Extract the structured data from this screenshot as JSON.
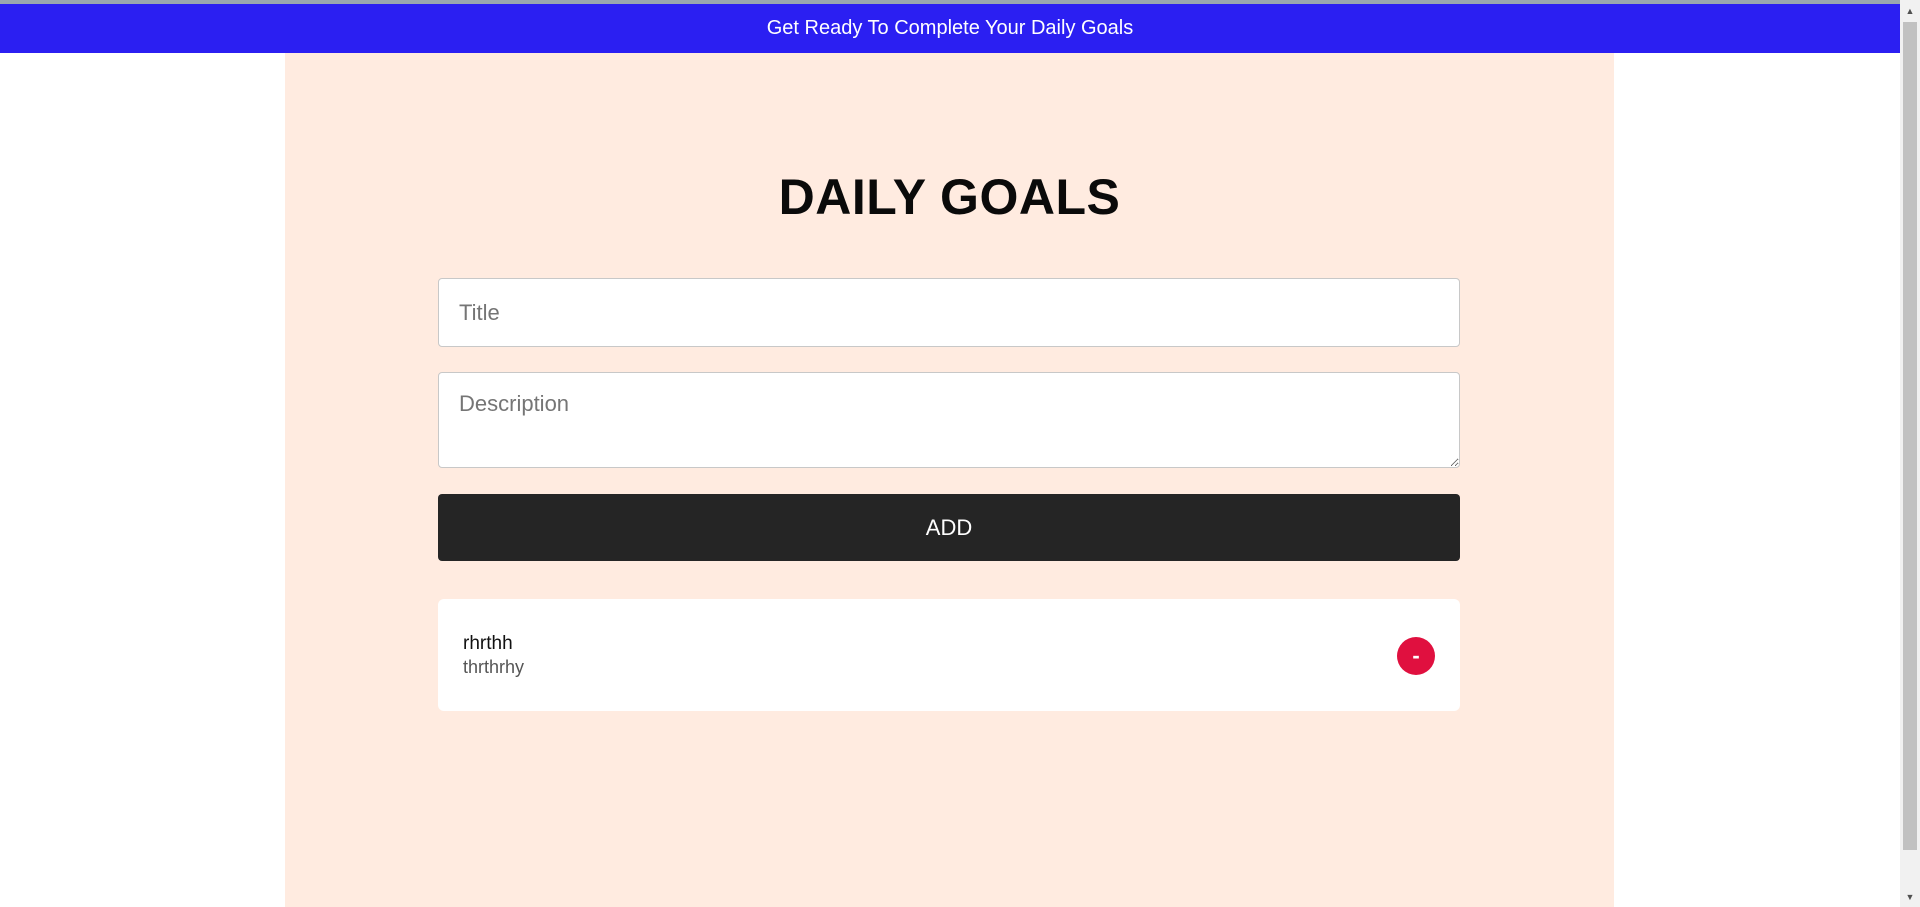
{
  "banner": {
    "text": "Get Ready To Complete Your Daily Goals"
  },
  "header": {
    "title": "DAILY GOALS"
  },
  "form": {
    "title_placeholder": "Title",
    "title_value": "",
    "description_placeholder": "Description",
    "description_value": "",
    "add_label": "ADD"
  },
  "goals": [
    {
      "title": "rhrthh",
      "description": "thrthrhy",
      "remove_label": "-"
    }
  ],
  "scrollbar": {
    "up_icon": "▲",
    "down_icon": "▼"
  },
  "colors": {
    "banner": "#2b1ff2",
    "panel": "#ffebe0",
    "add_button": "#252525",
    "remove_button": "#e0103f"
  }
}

+-------+

Restate the whole of the material word for word without the pictures.

• **Task result**:
Extract the structured data from this screenshot as JSON.
{
  "banner": {
    "text": "Get Ready To Complete Your Daily Goals"
  },
  "header": {
    "title": "DAILY GOALS"
  },
  "form": {
    "title_placeholder": "Title",
    "title_value": "",
    "description_placeholder": "Description",
    "description_value": "",
    "add_label": "ADD"
  },
  "goals": [
    {
      "title": "rhrthh",
      "description": "thrthrhy",
      "remove_label": "-"
    }
  ],
  "scrollbar": {
    "up_icon": "▲",
    "down_icon": "▼"
  },
  "colors": {
    "banner": "#2b1ff2",
    "panel": "#ffebe0",
    "add_button": "#252525",
    "remove_button": "#e0103f"
  }
}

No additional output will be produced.